■ **Goal**:
Copy every line of the following data that includes the string "left".

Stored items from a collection
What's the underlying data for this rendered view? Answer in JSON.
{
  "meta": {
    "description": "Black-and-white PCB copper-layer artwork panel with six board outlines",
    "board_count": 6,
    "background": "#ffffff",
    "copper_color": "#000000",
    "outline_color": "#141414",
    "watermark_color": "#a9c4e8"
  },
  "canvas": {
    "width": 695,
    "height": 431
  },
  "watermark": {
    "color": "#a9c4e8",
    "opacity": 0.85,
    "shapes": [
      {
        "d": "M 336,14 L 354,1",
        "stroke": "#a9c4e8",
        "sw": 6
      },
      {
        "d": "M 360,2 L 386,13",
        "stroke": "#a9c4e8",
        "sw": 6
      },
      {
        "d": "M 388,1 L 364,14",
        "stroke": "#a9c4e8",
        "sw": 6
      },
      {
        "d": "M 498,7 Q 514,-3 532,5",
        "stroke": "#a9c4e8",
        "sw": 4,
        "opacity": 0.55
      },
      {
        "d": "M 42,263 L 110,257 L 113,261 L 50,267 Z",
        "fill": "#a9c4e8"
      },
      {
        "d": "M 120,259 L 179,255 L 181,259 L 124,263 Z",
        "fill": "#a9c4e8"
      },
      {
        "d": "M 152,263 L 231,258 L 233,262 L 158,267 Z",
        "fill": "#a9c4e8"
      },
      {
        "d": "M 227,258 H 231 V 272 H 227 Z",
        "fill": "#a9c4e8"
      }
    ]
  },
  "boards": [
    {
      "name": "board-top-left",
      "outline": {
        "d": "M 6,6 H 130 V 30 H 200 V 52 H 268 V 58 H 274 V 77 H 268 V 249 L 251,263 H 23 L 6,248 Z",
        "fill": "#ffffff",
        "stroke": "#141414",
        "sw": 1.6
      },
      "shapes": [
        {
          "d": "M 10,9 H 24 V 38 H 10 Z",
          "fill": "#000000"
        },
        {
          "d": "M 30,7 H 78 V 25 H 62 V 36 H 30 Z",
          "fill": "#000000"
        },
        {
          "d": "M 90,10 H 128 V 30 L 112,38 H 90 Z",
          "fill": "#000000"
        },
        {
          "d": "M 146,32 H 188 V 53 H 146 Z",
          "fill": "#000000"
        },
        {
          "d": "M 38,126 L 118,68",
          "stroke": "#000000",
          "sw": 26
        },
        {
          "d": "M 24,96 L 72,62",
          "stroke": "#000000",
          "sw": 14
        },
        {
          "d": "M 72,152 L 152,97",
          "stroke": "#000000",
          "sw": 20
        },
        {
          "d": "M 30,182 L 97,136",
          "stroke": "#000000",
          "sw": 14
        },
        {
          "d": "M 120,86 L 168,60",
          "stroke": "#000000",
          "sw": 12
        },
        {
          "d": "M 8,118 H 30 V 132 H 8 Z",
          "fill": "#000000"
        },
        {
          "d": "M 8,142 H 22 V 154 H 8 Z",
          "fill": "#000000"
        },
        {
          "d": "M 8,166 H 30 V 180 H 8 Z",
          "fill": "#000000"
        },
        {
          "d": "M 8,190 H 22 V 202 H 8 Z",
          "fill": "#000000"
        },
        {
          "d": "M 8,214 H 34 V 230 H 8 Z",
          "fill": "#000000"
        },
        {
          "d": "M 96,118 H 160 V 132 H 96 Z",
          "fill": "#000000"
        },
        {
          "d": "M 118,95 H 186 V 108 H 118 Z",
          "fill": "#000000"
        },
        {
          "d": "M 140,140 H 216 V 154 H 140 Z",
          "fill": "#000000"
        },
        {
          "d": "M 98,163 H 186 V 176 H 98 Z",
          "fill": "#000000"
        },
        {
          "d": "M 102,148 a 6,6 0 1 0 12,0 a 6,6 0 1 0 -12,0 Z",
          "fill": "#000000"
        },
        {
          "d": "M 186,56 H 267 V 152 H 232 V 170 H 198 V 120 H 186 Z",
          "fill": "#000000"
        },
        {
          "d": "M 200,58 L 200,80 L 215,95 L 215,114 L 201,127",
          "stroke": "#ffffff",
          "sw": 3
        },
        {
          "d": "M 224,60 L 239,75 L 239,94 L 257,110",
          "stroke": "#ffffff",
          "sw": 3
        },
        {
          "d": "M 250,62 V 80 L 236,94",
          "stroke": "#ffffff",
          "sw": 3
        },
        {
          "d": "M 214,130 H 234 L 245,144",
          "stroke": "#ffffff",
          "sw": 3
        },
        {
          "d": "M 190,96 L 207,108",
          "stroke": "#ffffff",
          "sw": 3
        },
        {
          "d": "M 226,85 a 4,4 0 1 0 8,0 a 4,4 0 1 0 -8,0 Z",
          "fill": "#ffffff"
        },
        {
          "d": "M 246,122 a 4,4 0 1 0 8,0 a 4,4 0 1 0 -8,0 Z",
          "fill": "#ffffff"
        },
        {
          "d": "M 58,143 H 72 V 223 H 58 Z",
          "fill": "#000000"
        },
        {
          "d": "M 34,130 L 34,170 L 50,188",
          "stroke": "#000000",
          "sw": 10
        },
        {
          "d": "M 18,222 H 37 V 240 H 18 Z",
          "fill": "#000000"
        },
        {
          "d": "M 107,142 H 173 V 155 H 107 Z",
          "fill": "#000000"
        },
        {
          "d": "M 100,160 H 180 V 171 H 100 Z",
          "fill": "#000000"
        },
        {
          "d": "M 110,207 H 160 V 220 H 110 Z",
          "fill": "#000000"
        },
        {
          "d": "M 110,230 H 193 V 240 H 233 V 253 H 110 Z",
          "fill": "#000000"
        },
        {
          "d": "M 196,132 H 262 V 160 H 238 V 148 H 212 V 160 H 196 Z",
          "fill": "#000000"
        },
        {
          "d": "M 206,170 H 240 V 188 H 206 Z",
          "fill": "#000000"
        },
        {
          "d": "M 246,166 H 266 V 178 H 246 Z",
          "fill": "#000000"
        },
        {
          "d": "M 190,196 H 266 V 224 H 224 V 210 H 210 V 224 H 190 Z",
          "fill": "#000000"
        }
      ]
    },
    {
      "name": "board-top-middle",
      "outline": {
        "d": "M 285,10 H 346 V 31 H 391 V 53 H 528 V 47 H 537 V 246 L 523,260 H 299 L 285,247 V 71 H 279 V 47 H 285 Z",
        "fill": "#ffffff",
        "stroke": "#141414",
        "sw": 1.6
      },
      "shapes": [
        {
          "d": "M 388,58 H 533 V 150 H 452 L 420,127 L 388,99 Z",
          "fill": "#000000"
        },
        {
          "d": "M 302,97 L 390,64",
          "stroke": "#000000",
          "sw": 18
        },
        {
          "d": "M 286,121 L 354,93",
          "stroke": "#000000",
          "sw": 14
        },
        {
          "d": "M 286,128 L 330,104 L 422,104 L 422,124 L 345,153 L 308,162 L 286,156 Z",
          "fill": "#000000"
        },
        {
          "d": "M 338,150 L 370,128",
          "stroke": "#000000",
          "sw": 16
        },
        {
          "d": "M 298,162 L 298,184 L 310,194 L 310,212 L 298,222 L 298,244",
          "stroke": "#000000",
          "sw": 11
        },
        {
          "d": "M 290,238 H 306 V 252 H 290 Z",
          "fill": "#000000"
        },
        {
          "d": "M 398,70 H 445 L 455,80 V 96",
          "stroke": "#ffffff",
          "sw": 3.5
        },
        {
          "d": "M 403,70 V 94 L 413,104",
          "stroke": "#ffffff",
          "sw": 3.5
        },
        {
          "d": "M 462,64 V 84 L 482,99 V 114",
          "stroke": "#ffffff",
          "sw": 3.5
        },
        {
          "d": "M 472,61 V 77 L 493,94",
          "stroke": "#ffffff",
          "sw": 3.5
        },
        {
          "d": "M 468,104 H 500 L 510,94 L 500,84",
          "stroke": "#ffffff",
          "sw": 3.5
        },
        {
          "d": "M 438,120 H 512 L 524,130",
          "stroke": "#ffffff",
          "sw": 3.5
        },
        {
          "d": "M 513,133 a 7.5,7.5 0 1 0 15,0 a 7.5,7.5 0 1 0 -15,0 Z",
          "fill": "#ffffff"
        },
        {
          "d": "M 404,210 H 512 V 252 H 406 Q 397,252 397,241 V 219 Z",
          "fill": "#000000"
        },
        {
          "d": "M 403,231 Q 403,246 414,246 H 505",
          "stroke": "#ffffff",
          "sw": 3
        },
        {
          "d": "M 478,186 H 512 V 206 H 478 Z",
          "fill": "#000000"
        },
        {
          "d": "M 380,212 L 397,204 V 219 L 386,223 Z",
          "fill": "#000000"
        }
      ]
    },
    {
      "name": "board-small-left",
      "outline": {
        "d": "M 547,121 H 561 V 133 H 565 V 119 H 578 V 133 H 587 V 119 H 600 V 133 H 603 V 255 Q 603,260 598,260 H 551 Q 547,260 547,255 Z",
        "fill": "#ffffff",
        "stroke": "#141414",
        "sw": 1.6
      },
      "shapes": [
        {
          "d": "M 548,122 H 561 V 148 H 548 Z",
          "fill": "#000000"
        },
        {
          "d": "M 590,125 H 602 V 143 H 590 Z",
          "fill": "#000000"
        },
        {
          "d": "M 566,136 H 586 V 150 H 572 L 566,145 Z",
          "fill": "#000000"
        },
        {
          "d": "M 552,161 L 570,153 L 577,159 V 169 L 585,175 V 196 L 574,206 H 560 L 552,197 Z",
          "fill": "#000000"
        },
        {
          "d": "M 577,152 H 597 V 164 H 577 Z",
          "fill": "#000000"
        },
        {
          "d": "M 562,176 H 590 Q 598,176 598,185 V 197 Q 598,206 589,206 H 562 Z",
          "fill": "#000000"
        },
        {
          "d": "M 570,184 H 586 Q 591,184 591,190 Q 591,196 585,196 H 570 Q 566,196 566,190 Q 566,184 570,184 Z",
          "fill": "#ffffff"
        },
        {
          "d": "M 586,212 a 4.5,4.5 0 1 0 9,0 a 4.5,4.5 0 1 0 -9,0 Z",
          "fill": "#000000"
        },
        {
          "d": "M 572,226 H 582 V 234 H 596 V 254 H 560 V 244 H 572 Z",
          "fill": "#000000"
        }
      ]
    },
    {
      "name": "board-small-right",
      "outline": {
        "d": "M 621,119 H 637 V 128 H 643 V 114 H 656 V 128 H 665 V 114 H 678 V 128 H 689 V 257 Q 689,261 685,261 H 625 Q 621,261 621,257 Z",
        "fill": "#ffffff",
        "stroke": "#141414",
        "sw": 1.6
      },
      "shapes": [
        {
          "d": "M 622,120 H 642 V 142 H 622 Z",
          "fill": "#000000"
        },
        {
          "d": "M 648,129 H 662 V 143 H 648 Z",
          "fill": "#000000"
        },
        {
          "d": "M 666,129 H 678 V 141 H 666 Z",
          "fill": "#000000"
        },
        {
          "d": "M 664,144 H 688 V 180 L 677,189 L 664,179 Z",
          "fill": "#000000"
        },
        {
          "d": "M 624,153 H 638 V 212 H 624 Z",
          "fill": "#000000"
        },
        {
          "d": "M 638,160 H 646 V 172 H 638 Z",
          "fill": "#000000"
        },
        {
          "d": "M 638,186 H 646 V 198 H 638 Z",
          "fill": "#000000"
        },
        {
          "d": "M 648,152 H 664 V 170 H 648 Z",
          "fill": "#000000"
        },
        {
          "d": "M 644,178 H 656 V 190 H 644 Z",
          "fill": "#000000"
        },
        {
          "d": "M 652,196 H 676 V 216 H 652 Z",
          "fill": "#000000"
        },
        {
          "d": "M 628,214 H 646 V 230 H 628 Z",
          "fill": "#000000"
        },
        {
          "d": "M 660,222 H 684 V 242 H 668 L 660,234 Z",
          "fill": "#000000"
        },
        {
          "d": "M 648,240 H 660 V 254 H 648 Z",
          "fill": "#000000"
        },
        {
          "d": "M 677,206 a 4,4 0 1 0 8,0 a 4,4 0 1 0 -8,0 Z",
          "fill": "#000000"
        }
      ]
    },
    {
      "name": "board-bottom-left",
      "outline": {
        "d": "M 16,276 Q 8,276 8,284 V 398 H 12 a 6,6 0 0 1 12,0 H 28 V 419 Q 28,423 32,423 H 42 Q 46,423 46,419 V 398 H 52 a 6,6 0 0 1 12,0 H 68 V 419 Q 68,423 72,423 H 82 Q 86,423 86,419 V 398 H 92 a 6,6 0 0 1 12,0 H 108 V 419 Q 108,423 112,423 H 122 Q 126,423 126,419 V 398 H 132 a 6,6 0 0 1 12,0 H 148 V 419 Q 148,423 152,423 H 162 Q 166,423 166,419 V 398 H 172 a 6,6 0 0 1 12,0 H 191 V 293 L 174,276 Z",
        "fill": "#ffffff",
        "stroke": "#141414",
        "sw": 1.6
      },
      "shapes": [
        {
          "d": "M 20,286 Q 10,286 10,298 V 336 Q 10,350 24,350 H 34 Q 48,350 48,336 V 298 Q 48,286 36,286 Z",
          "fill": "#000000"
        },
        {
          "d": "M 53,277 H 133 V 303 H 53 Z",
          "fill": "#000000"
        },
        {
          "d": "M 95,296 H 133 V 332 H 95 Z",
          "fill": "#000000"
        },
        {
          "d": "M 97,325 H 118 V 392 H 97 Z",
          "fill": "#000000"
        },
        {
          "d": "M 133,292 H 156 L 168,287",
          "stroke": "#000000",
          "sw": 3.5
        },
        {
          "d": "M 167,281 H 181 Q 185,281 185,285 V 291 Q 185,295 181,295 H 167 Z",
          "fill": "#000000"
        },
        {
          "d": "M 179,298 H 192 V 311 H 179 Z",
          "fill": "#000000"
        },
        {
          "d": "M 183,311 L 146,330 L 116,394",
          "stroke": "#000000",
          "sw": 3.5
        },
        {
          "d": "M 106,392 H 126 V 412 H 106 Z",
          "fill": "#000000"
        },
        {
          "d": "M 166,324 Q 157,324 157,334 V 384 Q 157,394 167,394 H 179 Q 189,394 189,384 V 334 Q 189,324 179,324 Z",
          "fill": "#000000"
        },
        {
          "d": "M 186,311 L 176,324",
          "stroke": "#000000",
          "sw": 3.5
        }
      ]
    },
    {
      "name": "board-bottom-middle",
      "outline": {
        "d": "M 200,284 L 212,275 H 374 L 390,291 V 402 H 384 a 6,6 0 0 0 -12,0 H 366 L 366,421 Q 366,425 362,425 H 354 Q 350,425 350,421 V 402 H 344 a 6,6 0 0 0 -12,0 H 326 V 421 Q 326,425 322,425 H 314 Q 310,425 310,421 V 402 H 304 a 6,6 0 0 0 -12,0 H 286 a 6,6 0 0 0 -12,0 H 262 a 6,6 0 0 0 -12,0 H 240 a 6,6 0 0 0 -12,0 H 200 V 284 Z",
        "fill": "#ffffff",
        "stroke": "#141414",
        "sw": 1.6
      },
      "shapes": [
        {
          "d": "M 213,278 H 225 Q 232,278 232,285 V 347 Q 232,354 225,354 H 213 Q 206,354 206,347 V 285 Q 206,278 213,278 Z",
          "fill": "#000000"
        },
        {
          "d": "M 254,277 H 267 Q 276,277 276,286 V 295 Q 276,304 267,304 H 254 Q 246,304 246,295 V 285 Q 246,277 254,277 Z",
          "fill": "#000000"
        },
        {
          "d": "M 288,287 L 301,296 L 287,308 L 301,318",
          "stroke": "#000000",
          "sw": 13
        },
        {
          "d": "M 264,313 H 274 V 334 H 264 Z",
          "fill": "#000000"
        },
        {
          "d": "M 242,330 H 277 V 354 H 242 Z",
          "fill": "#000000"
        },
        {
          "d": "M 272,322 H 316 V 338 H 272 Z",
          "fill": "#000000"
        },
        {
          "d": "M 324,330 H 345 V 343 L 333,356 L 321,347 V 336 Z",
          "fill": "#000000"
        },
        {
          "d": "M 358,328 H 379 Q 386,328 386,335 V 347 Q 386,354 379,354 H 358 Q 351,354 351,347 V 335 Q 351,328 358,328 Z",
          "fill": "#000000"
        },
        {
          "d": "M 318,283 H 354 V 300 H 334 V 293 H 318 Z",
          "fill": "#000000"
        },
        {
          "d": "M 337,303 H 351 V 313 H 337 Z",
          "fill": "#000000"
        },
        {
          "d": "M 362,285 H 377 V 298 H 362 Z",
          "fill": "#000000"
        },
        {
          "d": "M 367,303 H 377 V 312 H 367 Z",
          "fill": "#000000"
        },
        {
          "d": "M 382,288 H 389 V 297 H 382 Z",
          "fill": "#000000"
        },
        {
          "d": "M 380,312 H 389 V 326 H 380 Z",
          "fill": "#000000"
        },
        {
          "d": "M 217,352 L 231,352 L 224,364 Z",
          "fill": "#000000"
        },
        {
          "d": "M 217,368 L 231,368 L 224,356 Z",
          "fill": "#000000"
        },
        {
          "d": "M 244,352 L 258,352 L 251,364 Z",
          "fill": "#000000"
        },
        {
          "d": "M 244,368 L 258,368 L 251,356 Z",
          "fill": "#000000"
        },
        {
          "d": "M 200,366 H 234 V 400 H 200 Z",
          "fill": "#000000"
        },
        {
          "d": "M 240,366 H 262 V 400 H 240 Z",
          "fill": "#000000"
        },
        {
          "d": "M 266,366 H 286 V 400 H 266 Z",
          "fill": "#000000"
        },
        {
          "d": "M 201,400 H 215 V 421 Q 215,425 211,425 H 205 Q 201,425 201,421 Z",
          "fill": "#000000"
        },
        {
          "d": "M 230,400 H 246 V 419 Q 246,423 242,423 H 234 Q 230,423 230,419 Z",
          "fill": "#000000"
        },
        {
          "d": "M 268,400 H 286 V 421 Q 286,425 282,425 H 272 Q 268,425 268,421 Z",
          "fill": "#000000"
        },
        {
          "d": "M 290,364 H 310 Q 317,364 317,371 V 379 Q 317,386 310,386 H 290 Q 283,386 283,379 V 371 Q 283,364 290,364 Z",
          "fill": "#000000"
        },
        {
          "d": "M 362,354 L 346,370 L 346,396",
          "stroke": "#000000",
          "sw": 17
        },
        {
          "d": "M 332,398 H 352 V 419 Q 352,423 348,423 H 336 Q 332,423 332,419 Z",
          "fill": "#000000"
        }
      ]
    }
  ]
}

■ **Worked solution**:
      "name": "board-top-left",
      "name": "board-small-left",
      "name": "board-bottom-left",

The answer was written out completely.